◆ Document text ◆
---

Align before Fuse: Vision and Language Representation Learning with Momentum Distillation

Last update: Jan 09, 2023

Overview

Align before Fuse: Vision and Language Representation Learning with Momentum Distillation (Salesforce Research)

This is the official PyTorch implementation of the ALBEF paper [Blog]. This repository supports pre-training on custom datasets, as well as finetuning on VQA, SNLI-VE, NLVR2, Image-Text Retrieval on MSCOCO and Flickr30k, and visual grounding on RefCOCO+. Pre-trained and finetuned checkpoints are released.

Requirements:

pytorch 1.8.0
transformers 4.8.1
timm 0.4.9

Download:

Visualization:

We provide code in visualize.ipynb to visualize the important areas in an image for each word in a text. Here is an example visualization using the visual grounding checkpoint.

Pre-training on custom datasets:

Prepare training json files where each json file contains a list. Each item in the list is a dictonary with two key-value pairs: {'image': path_of_image, 'caption': text_of_image}.
In configs/Pretrain.yaml, set the paths for the json files.

---

◆ Dataset ◆
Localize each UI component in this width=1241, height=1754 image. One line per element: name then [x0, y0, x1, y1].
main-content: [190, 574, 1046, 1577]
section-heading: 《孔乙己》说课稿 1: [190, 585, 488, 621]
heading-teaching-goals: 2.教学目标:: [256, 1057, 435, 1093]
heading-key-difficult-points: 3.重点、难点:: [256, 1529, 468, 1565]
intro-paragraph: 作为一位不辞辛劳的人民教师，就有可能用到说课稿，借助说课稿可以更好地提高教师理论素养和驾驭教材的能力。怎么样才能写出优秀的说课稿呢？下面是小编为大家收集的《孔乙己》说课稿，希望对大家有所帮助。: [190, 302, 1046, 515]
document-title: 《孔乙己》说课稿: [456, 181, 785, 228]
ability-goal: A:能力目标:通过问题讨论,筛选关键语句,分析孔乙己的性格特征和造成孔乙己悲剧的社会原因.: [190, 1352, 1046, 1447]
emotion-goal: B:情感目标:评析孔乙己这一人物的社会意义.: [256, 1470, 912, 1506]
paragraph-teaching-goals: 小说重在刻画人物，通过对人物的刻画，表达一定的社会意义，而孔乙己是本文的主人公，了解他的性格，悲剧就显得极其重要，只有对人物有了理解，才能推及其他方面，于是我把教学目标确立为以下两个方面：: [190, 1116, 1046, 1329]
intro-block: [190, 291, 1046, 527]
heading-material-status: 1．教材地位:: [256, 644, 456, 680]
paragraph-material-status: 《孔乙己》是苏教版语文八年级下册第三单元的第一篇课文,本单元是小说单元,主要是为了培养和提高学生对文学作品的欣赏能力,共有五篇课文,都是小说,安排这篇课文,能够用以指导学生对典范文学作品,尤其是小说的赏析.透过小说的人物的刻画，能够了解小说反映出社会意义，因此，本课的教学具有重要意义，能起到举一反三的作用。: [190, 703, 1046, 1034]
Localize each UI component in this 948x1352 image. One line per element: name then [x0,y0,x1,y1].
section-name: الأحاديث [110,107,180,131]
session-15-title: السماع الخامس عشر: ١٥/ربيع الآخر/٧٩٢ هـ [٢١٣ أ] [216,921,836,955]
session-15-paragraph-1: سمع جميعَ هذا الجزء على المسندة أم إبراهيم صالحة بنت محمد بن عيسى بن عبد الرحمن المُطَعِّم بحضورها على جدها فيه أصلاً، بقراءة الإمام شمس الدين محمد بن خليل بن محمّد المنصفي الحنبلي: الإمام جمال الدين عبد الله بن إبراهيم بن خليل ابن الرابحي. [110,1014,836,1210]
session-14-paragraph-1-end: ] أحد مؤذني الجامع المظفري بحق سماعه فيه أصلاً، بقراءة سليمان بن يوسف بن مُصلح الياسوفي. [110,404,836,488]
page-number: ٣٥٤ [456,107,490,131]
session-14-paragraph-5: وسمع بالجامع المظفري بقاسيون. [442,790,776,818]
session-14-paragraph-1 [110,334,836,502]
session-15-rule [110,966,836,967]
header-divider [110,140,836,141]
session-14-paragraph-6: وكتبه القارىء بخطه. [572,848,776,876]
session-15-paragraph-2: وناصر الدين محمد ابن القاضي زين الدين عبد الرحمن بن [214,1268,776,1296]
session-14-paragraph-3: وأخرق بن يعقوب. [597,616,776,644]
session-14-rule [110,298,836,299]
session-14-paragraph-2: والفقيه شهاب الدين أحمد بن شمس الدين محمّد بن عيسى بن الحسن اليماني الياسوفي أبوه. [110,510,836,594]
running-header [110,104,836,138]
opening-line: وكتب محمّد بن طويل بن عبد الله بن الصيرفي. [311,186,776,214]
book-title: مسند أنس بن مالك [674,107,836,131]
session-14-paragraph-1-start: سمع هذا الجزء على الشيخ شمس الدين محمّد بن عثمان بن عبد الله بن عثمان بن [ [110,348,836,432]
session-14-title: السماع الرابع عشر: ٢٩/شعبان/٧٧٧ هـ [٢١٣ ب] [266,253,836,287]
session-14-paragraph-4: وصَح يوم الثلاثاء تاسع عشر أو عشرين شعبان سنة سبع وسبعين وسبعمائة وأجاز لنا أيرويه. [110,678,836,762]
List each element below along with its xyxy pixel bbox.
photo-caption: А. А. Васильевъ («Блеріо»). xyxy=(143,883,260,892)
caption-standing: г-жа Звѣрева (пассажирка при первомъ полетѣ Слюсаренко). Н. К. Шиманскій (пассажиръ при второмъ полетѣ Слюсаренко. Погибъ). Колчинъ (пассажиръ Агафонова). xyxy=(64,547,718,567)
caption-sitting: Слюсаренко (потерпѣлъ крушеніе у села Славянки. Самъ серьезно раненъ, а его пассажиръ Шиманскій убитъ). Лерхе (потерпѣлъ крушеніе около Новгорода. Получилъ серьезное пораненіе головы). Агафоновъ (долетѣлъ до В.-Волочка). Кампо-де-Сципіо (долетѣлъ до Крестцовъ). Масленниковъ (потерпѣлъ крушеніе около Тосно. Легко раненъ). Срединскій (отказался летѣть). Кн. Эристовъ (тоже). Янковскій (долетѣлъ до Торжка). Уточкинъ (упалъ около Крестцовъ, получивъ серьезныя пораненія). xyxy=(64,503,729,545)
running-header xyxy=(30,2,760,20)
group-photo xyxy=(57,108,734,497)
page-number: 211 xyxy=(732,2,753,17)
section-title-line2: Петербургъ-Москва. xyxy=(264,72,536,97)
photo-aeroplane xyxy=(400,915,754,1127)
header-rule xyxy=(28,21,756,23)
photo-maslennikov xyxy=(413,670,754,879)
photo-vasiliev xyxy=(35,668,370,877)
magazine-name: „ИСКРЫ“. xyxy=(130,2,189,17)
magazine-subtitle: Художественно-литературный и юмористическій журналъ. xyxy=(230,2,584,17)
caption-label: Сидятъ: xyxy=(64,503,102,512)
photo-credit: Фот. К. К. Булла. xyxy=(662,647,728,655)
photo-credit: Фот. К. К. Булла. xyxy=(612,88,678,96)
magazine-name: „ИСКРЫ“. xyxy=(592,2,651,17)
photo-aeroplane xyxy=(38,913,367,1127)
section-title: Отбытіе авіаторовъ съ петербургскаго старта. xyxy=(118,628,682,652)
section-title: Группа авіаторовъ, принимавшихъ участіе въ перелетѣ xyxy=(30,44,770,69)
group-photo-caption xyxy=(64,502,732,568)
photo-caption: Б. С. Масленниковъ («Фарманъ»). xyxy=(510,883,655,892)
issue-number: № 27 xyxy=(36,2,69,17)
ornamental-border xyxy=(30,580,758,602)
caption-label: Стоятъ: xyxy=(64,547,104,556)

---

◆ Tasks for this exercise ◆
1: Which version of timm does the ALBEF page list as a requirement?
2: Rewrite the ALBEF page from "Last update: Jan" to "checkpoints are released.", switching "custom datasets" to "your own datasets".
3: Continue the ALBEF page from the point where it stops.
The records were taken from a separate source.

◆ Responses by task ◆
1: timm 0.4.9

2:
Last update: Jan 09, 2023

Overview

Align before Fuse: Vision and Language Representation Learning with Momentum Distillation (Salesforce Research)

This is the official PyTorch implementation of the ALBEF paper [Blog]. This repository supports pre-training on your own datasets, as well as finetuning on VQA, SNLI-VE, NLVR2, Image-Text Retrieval on MSCOCO and Flickr30k, and visual grounding on RefCOCO+. Pre-trained and finetuned checkpoints are released.

3:
Pre-train the model using 8 A100 GPUs:

python -m torch.distributed.launch --nproc_per_node=8 --use_env Pretrain.py --config ./configs/Pretrain.yaml --output_dir output/Pretrain

Image-Text Retrieval:

Download MSCOCO or Flickr30k datasets from the original websites.
Download and extract the provided dataset json files.
In configs/Retrieval_coco.yaml or configs/Retrieval_flickr.yaml, set the paths for the json files and the image path.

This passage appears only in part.